• What is being asked: Repeat every entry word for word, skipping the pictures.

• Records for this task:
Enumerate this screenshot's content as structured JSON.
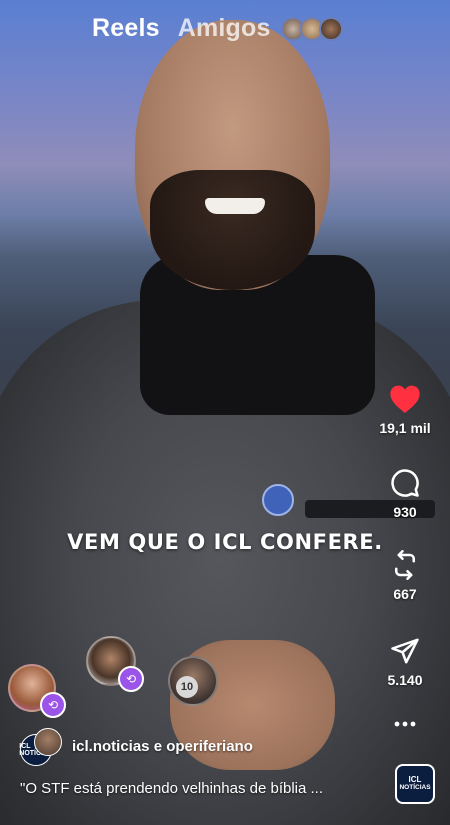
{
  "header": {
    "tabs": [
      {
        "label": "Reels",
        "active": true
      },
      {
        "label": "Amigos",
        "active": false
      }
    ]
  },
  "video": {
    "overlay_caption": "VEM QUE O ICL CONFERE."
  },
  "actions": {
    "like": {
      "icon": "heart-icon",
      "count": "19,1 mil",
      "color": "#ff3040",
      "liked": true
    },
    "comment": {
      "icon": "comment-icon",
      "count": "930"
    },
    "repost": {
      "icon": "repost-icon",
      "count": "667"
    },
    "share": {
      "icon": "send-icon",
      "count": "5.140"
    },
    "more": {
      "icon": "more-icon"
    }
  },
  "remixes": {
    "more_count": "10"
  },
  "post": {
    "author": "icl.noticias e operiferiano",
    "author_avatar_text": "ICL NOTÍCIAS",
    "caption": "\"O STF está prendendo velhinhas de bíblia ...",
    "audio_thumb_line1": "ICL",
    "audio_thumb_line2": "NOTÍCIAS"
  },
  "colors": {
    "remix_badge": "#9b54e8",
    "like_active": "#ff3040"
  }
}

• Exercise response:
Enumerate this screenshot's content as structured JSON.
{
  "header": {
    "tabs": [
      {
        "label": "Reels",
        "active": true
      },
      {
        "label": "Amigos",
        "active": false
      }
    ]
  },
  "video": {
    "overlay_caption": "VEM QUE O ICL CONFERE."
  },
  "actions": {
    "like": {
      "icon": "heart-icon",
      "count": "19,1 mil",
      "color": "#ff3040",
      "liked": true
    },
    "comment": {
      "icon": "comment-icon",
      "count": "930"
    },
    "repost": {
      "icon": "repost-icon",
      "count": "667"
    },
    "share": {
      "icon": "send-icon",
      "count": "5.140"
    },
    "more": {
      "icon": "more-icon"
    }
  },
  "remixes": {
    "more_count": "10"
  },
  "post": {
    "author": "icl.noticias e operiferiano",
    "author_avatar_text": "ICL NOTÍCIAS",
    "caption": "\"O STF está prendendo velhinhas de bíblia ...",
    "audio_thumb_line1": "ICL",
    "audio_thumb_line2": "NOTÍCIAS"
  },
  "colors": {
    "remix_badge": "#9b54e8",
    "like_active": "#ff3040"
  }
}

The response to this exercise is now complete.